**** Page extract

Taking Time for Spring

City Hall apple tree

A week of beautiful days in New York: spring sun, clear skies, vibrant tulips, blossoming trees, green bursting out everywhere.  I walked out of Whole Foods last night at the hour between the sun going down and the night coming on, turned east, and was overwhelmed by a sky of the most wonderful hue – a deep, saturated blue.

The blue was like a warm bath to eyes that spend too much time looking at white light from computer screens, words on glossy paper or newsprint, everything up close and filling my brain with news of things I can’t control and barely affect. Outside, above and around me, all this goes on: the natural world doing what it does, creating beauty whether we notice or not.

The blue is held in front of me between the red brick and cement-colored buildings, rising up in a column that spills over the top of the buildings, behind them, above them, the same intense color everywhere, solid yet translucent. There’s a bright star to the left of the condo building on Chambers and Broadway — no, too low, has to be a plane, hanging, waiting to land.  As I walk east, the blue starts to decay, gradually, like a dream you can’t quite hold onto as you wake up, the warmth of it, the tone of it that you want to hold onto forever and it slips away until you can’t remember what it was, who was in it, what they said, what you said, why it mattered.

This sky escapes me that way, changing by the second, dissolving into less blue, a graying to grayish blue, then blue-ish gray, then just gray, fading the way a tulip fades, the bright colors washing out with each day of sunshine, bleaching, fading, becoming translucent, softening, the crisp edges losing their starch.

City Hall tulipsThe tulips this week have reminded me of a day years ago, when I was heading out the door to the street, and a neighbor was walking out with her two black Scotties and her daughter, who must have been around fourteen and had suddenly become achingly beautiful — like those tulips in City Hall Park a week ago: full color, soft, exquisite, lush, breathtaking.

At fifty-five, I look back on that fullness, that soft-yet-taut ripeness, smoothness, shine, and color and realize how fleeting it is. And how beautiful because it is fleeting. I’ve become one of the ones who understand it in a way you can’t when you’re at that fleeting age – an admiration tinged with an ache.  Young writers in the past, poets, perhaps understood it younger, because people didn’t live as long, the ripeness didn’t last as long, youth didn’t last as long.

********
**** Collected material

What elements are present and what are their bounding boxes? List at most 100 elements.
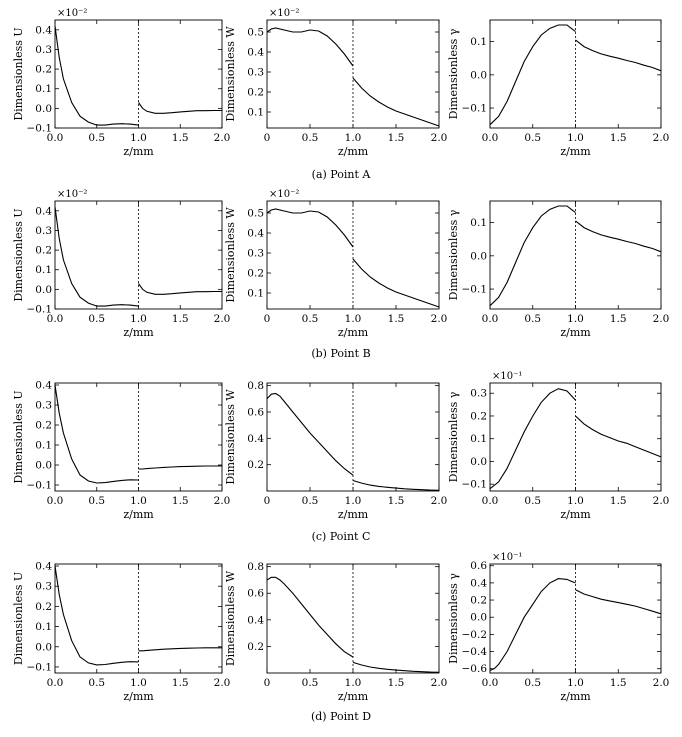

********

■ **Given exercise A**:
Edit the spring essay from "A week of beautiful" to "deep, saturated blue.", changing "Whole Foods" to "the grocery store".
■ **Given exercise B**:
In the spring essay, how old does the writer say they are?
The listing isn't needed for any of this.

■ **Written answer A**:
A week of beautiful days in New York: spring sun, clear skies, vibrant tulips, blossoming trees, green bursting out everywhere.  I walked out of the grocery store last night at the hour between the sun going down and the night coming on, turned east, and was overwhelmed by a sky of the most wonderful hue – a deep, saturated blue.

■ **Written answer B**:
Fifty-five.